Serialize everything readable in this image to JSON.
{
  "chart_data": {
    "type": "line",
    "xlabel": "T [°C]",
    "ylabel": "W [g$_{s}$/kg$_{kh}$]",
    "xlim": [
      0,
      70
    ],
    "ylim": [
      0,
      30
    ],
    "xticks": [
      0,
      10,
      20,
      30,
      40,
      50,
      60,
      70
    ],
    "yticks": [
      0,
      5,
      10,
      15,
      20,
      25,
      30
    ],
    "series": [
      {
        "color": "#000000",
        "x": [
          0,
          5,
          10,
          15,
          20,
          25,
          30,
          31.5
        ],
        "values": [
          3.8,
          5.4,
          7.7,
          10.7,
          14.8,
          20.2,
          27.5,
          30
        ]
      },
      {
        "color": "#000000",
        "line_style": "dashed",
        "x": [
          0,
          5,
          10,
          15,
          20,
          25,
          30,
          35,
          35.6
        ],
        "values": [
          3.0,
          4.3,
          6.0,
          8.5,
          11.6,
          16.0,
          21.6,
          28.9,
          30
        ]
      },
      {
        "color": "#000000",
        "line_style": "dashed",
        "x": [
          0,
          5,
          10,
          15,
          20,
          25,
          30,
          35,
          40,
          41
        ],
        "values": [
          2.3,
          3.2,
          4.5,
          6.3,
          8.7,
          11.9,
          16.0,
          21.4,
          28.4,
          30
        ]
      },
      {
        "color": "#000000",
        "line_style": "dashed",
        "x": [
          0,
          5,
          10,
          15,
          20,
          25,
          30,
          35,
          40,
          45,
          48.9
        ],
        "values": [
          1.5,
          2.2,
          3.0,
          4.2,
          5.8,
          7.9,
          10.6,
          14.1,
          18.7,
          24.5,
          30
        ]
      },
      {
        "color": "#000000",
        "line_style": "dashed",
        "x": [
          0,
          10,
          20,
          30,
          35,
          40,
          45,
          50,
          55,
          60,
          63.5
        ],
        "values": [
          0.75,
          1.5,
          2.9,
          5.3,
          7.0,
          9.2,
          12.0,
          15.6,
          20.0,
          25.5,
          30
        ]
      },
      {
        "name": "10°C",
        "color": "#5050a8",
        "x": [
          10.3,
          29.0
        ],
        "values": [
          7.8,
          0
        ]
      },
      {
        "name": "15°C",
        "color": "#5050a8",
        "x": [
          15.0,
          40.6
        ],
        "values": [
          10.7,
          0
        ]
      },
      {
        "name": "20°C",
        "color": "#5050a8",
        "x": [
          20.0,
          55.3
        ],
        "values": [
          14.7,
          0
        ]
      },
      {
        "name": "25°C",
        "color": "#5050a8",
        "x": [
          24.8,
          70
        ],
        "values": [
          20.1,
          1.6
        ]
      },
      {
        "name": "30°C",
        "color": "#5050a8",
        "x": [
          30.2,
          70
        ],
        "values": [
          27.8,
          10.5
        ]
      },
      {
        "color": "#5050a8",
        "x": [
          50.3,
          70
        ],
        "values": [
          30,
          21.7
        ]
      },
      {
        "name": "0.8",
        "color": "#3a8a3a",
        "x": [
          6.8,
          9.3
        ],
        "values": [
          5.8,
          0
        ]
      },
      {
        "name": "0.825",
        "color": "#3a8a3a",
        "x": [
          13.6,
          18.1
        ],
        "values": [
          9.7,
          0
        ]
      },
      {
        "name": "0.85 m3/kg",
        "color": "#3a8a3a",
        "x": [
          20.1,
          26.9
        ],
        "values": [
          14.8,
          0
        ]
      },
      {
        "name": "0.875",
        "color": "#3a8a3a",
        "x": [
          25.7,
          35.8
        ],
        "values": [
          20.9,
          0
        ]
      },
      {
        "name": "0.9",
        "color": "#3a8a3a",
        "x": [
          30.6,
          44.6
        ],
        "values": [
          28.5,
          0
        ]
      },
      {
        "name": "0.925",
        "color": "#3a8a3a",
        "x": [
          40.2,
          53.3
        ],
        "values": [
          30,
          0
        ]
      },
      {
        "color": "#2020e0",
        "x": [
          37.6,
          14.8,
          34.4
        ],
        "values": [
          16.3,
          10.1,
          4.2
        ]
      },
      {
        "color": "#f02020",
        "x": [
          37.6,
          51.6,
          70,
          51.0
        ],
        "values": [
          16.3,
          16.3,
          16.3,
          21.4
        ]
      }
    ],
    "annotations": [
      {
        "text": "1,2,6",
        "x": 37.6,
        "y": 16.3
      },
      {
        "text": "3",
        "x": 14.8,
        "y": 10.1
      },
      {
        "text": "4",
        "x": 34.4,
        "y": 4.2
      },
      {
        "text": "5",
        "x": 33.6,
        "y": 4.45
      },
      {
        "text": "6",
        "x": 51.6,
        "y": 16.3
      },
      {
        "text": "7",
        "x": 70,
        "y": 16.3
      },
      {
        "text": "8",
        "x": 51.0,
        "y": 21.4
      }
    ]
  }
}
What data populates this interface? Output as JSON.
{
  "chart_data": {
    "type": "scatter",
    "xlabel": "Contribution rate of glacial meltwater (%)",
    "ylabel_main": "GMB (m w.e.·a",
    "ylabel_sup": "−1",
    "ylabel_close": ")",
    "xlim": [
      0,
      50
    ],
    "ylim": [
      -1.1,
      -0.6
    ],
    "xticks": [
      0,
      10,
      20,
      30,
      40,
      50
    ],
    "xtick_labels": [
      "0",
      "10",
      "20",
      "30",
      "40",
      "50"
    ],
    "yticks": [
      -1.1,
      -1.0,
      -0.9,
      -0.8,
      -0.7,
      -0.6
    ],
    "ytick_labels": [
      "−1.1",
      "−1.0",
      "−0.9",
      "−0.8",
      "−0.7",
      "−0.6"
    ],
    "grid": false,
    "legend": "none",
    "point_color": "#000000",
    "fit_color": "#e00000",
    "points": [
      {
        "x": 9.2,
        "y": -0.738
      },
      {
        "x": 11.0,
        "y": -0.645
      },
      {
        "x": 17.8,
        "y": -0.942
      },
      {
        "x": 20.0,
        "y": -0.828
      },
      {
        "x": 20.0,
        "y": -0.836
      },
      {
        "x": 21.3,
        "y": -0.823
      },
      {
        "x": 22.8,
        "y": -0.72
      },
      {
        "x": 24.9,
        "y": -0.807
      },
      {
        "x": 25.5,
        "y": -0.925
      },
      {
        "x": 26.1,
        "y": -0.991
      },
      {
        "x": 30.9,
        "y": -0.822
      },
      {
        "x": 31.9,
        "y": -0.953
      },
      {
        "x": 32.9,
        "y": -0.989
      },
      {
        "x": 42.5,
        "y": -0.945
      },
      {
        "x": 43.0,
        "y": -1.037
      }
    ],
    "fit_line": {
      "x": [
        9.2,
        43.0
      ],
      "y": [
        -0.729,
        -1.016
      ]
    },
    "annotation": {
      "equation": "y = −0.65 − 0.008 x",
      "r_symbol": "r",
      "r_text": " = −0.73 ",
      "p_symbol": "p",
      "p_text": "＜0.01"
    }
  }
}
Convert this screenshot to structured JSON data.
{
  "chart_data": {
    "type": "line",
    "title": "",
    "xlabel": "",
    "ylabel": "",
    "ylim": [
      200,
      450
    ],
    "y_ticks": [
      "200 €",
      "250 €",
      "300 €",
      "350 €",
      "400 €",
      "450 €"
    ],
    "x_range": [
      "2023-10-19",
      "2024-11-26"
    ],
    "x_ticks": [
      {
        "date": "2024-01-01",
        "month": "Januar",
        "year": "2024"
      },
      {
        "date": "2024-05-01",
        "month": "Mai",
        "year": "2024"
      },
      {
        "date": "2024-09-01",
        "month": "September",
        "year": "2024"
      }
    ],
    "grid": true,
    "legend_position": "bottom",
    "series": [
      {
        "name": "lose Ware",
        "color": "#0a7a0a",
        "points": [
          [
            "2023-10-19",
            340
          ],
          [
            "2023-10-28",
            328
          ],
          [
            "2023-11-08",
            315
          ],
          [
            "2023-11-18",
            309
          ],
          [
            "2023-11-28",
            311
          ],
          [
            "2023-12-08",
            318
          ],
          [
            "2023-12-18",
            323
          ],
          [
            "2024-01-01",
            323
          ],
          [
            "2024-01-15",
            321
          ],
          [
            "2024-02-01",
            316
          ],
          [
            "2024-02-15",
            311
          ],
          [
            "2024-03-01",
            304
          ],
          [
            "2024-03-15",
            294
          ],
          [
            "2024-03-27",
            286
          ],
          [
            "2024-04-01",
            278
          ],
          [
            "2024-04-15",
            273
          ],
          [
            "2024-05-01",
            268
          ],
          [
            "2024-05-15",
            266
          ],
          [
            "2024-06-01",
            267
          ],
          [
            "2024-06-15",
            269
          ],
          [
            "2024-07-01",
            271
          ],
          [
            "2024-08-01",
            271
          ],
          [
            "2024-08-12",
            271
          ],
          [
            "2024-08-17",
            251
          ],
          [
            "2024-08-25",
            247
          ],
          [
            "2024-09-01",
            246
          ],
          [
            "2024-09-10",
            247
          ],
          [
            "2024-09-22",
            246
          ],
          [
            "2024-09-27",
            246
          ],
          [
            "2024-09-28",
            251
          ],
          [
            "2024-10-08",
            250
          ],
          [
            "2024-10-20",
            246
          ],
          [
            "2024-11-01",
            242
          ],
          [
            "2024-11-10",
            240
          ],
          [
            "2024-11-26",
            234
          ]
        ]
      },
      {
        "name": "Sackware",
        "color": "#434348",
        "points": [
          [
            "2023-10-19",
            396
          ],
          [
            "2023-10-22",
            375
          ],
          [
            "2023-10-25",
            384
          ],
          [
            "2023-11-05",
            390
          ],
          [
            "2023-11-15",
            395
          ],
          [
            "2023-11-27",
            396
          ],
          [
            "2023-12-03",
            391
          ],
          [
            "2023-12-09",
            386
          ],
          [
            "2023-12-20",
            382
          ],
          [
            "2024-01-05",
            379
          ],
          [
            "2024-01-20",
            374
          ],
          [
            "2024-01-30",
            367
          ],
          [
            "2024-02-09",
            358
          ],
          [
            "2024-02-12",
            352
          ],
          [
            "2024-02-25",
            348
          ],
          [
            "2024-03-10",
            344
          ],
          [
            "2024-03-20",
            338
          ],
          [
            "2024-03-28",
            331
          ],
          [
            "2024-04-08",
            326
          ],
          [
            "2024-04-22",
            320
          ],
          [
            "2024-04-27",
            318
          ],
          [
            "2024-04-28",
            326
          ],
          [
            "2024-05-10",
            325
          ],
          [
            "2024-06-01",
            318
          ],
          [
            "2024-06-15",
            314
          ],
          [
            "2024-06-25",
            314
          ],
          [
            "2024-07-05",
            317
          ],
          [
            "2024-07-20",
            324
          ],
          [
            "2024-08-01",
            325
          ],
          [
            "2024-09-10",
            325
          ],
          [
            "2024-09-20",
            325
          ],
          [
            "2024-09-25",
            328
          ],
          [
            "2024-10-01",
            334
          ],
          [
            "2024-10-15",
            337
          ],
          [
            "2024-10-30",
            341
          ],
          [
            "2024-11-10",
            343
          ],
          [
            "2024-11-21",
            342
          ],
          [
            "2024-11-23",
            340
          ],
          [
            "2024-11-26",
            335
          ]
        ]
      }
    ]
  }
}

────────────────────────────────────────

» **EXERCISE AIM**: Identify every line where the string "xlabel" appears.

» **CORRECT ANSWER**:
    "xlabel": "T [°C]",
    "xlabel": "Contribution rate of glacial meltwater (%)",
    "xlabel": "",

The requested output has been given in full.